Excerpts from a figure dataset:
□ □ □ □ □
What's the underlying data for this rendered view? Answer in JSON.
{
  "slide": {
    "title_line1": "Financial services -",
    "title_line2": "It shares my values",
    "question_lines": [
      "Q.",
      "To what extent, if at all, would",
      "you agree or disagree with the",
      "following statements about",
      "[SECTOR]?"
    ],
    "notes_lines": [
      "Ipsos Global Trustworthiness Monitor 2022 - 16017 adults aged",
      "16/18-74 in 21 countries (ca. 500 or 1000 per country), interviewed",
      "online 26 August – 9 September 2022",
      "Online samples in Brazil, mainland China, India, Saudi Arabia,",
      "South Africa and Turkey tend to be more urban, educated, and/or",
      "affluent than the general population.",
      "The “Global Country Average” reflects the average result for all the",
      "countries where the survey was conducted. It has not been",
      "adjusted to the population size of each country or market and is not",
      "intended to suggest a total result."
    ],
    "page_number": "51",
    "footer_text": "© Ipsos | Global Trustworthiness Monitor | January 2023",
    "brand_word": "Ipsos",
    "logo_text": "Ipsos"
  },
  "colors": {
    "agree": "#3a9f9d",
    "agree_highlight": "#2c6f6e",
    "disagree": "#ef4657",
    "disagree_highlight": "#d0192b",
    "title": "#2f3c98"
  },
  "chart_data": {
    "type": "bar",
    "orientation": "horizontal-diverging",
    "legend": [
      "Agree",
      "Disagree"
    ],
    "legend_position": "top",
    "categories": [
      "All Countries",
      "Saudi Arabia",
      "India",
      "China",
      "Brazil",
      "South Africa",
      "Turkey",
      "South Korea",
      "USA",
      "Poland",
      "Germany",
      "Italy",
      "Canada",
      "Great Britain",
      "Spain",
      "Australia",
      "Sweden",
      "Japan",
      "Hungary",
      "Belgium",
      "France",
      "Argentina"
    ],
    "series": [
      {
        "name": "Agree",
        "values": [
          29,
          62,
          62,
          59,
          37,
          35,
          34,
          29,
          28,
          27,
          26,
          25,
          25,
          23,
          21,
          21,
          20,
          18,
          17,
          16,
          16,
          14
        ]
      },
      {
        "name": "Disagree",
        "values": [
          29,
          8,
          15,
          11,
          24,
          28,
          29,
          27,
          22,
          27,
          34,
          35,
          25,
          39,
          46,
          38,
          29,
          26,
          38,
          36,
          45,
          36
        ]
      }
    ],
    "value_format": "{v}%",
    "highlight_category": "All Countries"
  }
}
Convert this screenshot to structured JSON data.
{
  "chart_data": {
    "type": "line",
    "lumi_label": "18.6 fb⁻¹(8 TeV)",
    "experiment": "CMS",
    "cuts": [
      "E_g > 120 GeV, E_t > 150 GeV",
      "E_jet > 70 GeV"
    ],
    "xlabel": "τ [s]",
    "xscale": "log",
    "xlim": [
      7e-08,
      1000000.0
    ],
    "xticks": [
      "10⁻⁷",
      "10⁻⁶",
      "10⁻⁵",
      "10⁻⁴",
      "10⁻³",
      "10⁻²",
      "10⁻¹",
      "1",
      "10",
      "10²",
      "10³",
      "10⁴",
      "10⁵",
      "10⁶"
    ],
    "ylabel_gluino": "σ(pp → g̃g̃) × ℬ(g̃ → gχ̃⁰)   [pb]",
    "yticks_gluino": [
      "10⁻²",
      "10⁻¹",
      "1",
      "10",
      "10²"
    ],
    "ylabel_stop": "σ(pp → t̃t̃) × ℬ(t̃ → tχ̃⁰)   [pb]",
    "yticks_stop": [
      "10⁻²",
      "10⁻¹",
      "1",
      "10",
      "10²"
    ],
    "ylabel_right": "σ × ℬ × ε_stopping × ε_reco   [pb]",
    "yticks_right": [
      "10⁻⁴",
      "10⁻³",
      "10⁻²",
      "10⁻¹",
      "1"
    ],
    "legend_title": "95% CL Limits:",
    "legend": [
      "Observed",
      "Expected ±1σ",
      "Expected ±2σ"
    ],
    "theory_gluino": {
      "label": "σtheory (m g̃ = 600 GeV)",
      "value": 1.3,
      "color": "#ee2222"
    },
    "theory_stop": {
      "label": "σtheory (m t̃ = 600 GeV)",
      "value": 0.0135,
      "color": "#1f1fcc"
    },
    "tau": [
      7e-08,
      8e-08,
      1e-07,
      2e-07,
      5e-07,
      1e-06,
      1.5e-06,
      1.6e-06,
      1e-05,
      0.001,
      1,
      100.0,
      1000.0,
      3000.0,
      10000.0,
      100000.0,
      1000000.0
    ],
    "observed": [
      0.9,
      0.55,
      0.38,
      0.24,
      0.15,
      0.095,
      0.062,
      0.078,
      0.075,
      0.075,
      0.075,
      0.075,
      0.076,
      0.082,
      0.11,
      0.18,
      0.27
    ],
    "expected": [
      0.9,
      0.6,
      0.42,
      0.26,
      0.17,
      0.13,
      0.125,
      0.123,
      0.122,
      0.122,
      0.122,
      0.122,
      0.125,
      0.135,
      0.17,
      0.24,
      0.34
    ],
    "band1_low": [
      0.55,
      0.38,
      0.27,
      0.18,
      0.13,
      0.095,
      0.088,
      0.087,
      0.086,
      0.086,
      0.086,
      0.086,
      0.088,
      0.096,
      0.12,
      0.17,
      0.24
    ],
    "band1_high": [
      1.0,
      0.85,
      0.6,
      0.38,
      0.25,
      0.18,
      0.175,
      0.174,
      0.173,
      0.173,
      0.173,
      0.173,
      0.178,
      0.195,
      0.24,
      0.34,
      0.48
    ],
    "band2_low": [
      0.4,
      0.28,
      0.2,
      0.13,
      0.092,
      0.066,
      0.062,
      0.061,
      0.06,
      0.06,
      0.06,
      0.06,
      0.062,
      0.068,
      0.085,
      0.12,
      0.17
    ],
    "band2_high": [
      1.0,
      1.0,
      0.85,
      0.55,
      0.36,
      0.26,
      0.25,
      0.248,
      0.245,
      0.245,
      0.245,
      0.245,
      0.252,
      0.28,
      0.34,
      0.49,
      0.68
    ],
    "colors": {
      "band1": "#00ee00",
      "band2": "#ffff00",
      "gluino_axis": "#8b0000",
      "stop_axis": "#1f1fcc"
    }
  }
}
□ □ □ □ □
_TASK STATEMENT_. Transcribe the entire listing above precisely.

_COMPLETE RESPONSE_.
What's the underlying data for this rendered view? Answer in JSON.
{
  "slide": {
    "title_line1": "Financial services -",
    "title_line2": "It shares my values",
    "question_lines": [
      "Q.",
      "To what extent, if at all, would",
      "you agree or disagree with the",
      "following statements about",
      "[SECTOR]?"
    ],
    "notes_lines": [
      "Ipsos Global Trustworthiness Monitor 2022 - 16017 adults aged",
      "16/18-74 in 21 countries (ca. 500 or 1000 per country), interviewed",
      "online 26 August – 9 September 2022",
      "Online samples in Brazil, mainland China, India, Saudi Arabia,",
      "South Africa and Turkey tend to be more urban, educated, and/or",
      "affluent than the general population.",
      "The “Global Country Average” reflects the average result for all the",
      "countries where the survey was conducted. It has not been",
      "adjusted to the population size of each country or market and is not",
      "intended to suggest a total result."
    ],
    "page_number": "51",
    "footer_text": "© Ipsos | Global Trustworthiness Monitor | January 2023",
    "brand_word": "Ipsos",
    "logo_text": "Ipsos"
  },
  "colors": {
    "agree": "#3a9f9d",
    "agree_highlight": "#2c6f6e",
    "disagree": "#ef4657",
    "disagree_highlight": "#d0192b",
    "title": "#2f3c98"
  },
  "chart_data": {
    "type": "bar",
    "orientation": "horizontal-diverging",
    "legend": [
      "Agree",
      "Disagree"
    ],
    "legend_position": "top",
    "categories": [
      "All Countries",
      "Saudi Arabia",
      "India",
      "China",
      "Brazil",
      "South Africa",
      "Turkey",
      "South Korea",
      "USA",
      "Poland",
      "Germany",
      "Italy",
      "Canada",
      "Great Britain",
      "Spain",
      "Australia",
      "Sweden",
      "Japan",
      "Hungary",
      "Belgium",
      "France",
      "Argentina"
    ],
    "series": [
      {
        "name": "Agree",
        "values": [
          29,
          62,
          62,
          59,
          37,
          35,
          34,
          29,
          28,
          27,
          26,
          25,
          25,
          23,
          21,
          21,
          20,
          18,
          17,
          16,
          16,
          14
        ]
      },
      {
        "name": "Disagree",
        "values": [
          29,
          8,
          15,
          11,
          24,
          28,
          29,
          27,
          22,
          27,
          34,
          35,
          25,
          39,
          46,
          38,
          29,
          26,
          38,
          36,
          45,
          36
        ]
      }
    ],
    "value_format": "{v}%",
    "highlight_category": "All Countries"
  }
}
Convert this screenshot to structured JSON data.
{
  "chart_data": {
    "type": "line",
    "lumi_label": "18.6 fb⁻¹(8 TeV)",
    "experiment": "CMS",
    "cuts": [
      "E_g > 120 GeV, E_t > 150 GeV",
      "E_jet > 70 GeV"
    ],
    "xlabel": "τ [s]",
    "xscale": "log",
    "xlim": [
      7e-08,
      1000000.0
    ],
    "xticks": [
      "10⁻⁷",
      "10⁻⁶",
      "10⁻⁵",
      "10⁻⁴",
      "10⁻³",
      "10⁻²",
      "10⁻¹",
      "1",
      "10",
      "10²",
      "10³",
      "10⁴",
      "10⁵",
      "10⁶"
    ],
    "ylabel_gluino": "σ(pp → g̃g̃) × ℬ(g̃ → gχ̃⁰)   [pb]",
    "yticks_gluino": [
      "10⁻²",
      "10⁻¹",
      "1",
      "10",
      "10²"
    ],
    "ylabel_stop": "σ(pp → t̃t̃) × ℬ(t̃ → tχ̃⁰)   [pb]",
    "yticks_stop": [
      "10⁻²",
      "10⁻¹",
      "1",
      "10",
      "10²"
    ],
    "ylabel_right": "σ × ℬ × ε_stopping × ε_reco   [pb]",
    "yticks_right": [
      "10⁻⁴",
      "10⁻³",
      "10⁻²",
      "10⁻¹",
      "1"
    ],
    "legend_title": "95% CL Limits:",
    "legend": [
      "Observed",
      "Expected ±1σ",
      "Expected ±2σ"
    ],
    "theory_gluino": {
      "label": "σtheory (m g̃ = 600 GeV)",
      "value": 1.3,
      "color": "#ee2222"
    },
    "theory_stop": {
      "label": "σtheory (m t̃ = 600 GeV)",
      "value": 0.0135,
      "color": "#1f1fcc"
    },
    "tau": [
      7e-08,
      8e-08,
      1e-07,
      2e-07,
      5e-07,
      1e-06,
      1.5e-06,
      1.6e-06,
      1e-05,
      0.001,
      1,
      100.0,
      1000.0,
      3000.0,
      10000.0,
      100000.0,
      1000000.0
    ],
    "observed": [
      0.9,
      0.55,
      0.38,
      0.24,
      0.15,
      0.095,
      0.062,
      0.078,
      0.075,
      0.075,
      0.075,
      0.075,
      0.076,
      0.082,
      0.11,
      0.18,
      0.27
    ],
    "expected": [
      0.9,
      0.6,
      0.42,
      0.26,
      0.17,
      0.13,
      0.125,
      0.123,
      0.122,
      0.122,
      0.122,
      0.122,
      0.125,
      0.135,
      0.17,
      0.24,
      0.34
    ],
    "band1_low": [
      0.55,
      0.38,
      0.27,
      0.18,
      0.13,
      0.095,
      0.088,
      0.087,
      0.086,
      0.086,
      0.086,
      0.086,
      0.088,
      0.096,
      0.12,
      0.17,
      0.24
    ],
    "band1_high": [
      1.0,
      0.85,
      0.6,
      0.38,
      0.25,
      0.18,
      0.175,
      0.174,
      0.173,
      0.173,
      0.173,
      0.173,
      0.178,
      0.195,
      0.24,
      0.34,
      0.48
    ],
    "band2_low": [
      0.4,
      0.28,
      0.2,
      0.13,
      0.092,
      0.066,
      0.062,
      0.061,
      0.06,
      0.06,
      0.06,
      0.06,
      0.062,
      0.068,
      0.085,
      0.12,
      0.17
    ],
    "band2_high": [
      1.0,
      1.0,
      0.85,
      0.55,
      0.36,
      0.26,
      0.25,
      0.248,
      0.245,
      0.245,
      0.245,
      0.245,
      0.252,
      0.28,
      0.34,
      0.49,
      0.68
    ],
    "colors": {
      "band1": "#00ee00",
      "band2": "#ffff00",
      "gluino_axis": "#8b0000",
      "stop_axis": "#1f1fcc"
    }
  }
}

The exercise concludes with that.